# 记录摘录
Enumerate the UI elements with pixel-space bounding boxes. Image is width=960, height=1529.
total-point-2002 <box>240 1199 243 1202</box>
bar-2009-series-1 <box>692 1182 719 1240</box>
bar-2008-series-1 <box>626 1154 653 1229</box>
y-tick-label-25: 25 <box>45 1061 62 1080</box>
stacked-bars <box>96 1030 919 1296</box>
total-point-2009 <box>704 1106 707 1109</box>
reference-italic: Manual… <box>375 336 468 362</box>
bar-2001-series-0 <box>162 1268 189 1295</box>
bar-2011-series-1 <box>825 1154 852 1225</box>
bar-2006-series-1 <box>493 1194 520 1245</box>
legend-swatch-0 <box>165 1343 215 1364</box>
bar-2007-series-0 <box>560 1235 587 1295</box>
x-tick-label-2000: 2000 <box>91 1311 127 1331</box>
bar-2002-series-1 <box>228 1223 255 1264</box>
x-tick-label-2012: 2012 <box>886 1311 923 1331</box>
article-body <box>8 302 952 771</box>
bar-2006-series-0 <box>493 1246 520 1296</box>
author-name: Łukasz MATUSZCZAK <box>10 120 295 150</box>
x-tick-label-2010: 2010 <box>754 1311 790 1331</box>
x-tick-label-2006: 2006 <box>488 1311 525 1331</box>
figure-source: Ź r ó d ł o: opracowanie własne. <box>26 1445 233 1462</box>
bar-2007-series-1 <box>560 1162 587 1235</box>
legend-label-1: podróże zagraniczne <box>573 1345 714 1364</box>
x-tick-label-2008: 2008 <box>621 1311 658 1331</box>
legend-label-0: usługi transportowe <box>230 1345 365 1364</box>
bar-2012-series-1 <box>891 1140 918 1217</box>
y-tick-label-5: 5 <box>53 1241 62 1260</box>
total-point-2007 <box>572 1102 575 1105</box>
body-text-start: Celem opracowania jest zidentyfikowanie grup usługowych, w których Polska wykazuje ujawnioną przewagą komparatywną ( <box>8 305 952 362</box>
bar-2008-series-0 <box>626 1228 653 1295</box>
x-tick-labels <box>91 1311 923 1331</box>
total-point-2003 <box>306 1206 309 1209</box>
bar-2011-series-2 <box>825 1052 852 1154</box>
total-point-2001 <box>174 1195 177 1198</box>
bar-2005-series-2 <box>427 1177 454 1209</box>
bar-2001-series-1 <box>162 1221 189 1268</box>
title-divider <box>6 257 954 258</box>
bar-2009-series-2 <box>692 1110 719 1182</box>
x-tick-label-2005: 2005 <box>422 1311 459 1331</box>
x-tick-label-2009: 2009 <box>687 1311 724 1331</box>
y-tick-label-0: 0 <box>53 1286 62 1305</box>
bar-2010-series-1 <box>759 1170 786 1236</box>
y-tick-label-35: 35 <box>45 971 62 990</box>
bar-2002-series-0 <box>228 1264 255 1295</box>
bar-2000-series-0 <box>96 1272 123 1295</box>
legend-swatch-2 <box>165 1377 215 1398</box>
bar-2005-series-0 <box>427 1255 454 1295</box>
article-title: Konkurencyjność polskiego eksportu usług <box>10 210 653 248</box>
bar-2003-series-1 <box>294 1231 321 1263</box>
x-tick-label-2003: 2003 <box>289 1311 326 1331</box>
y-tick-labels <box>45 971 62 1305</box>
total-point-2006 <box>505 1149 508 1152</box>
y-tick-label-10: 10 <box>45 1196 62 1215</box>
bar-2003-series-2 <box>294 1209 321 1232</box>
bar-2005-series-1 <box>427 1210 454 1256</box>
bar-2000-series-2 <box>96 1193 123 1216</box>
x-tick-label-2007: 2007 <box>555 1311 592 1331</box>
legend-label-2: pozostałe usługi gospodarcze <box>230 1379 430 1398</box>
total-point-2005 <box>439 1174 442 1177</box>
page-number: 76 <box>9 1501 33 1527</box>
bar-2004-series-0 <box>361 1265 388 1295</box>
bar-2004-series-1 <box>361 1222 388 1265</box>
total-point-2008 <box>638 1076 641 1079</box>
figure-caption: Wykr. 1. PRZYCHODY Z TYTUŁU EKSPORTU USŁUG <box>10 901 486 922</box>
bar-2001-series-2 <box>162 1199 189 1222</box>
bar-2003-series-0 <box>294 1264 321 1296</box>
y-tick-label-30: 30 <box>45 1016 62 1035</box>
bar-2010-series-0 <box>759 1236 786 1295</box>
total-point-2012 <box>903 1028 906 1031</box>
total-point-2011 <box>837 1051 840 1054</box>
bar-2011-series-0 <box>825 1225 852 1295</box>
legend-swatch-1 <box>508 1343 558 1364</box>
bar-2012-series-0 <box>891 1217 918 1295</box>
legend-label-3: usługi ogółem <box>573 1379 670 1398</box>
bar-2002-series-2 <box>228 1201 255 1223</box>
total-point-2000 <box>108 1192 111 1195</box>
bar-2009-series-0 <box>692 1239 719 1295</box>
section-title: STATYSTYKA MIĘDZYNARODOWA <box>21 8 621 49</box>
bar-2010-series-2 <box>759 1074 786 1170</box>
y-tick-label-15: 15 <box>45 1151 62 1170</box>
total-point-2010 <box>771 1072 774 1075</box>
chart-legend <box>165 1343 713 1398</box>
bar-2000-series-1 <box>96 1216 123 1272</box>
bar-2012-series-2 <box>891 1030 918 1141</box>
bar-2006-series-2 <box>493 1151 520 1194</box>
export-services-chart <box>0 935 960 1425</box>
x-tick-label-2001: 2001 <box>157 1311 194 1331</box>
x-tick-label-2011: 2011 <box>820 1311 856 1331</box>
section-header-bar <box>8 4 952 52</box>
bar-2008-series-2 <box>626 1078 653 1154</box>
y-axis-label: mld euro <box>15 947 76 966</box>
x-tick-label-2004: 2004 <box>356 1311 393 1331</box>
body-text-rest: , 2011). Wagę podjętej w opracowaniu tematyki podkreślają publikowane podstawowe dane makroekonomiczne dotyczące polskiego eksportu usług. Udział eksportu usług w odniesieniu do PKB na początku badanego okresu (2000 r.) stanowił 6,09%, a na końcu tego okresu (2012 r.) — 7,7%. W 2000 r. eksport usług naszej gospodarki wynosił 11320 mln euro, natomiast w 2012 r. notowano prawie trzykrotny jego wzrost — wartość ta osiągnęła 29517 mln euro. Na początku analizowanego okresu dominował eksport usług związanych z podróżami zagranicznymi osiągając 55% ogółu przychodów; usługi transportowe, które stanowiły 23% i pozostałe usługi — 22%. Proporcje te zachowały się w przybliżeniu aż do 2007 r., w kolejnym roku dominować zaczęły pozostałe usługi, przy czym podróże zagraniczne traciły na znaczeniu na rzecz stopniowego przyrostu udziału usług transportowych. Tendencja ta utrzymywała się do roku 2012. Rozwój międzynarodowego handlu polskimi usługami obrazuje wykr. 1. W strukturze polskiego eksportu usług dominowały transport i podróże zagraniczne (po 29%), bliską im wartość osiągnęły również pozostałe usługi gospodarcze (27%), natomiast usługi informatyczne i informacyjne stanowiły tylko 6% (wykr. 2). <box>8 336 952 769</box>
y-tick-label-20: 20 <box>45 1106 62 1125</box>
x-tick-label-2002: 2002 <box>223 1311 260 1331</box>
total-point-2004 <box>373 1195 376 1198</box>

# 练习要求
请数一数上面的记录中有多少行含有字符串“chart”，只写出这个行数。

# 预期输出
2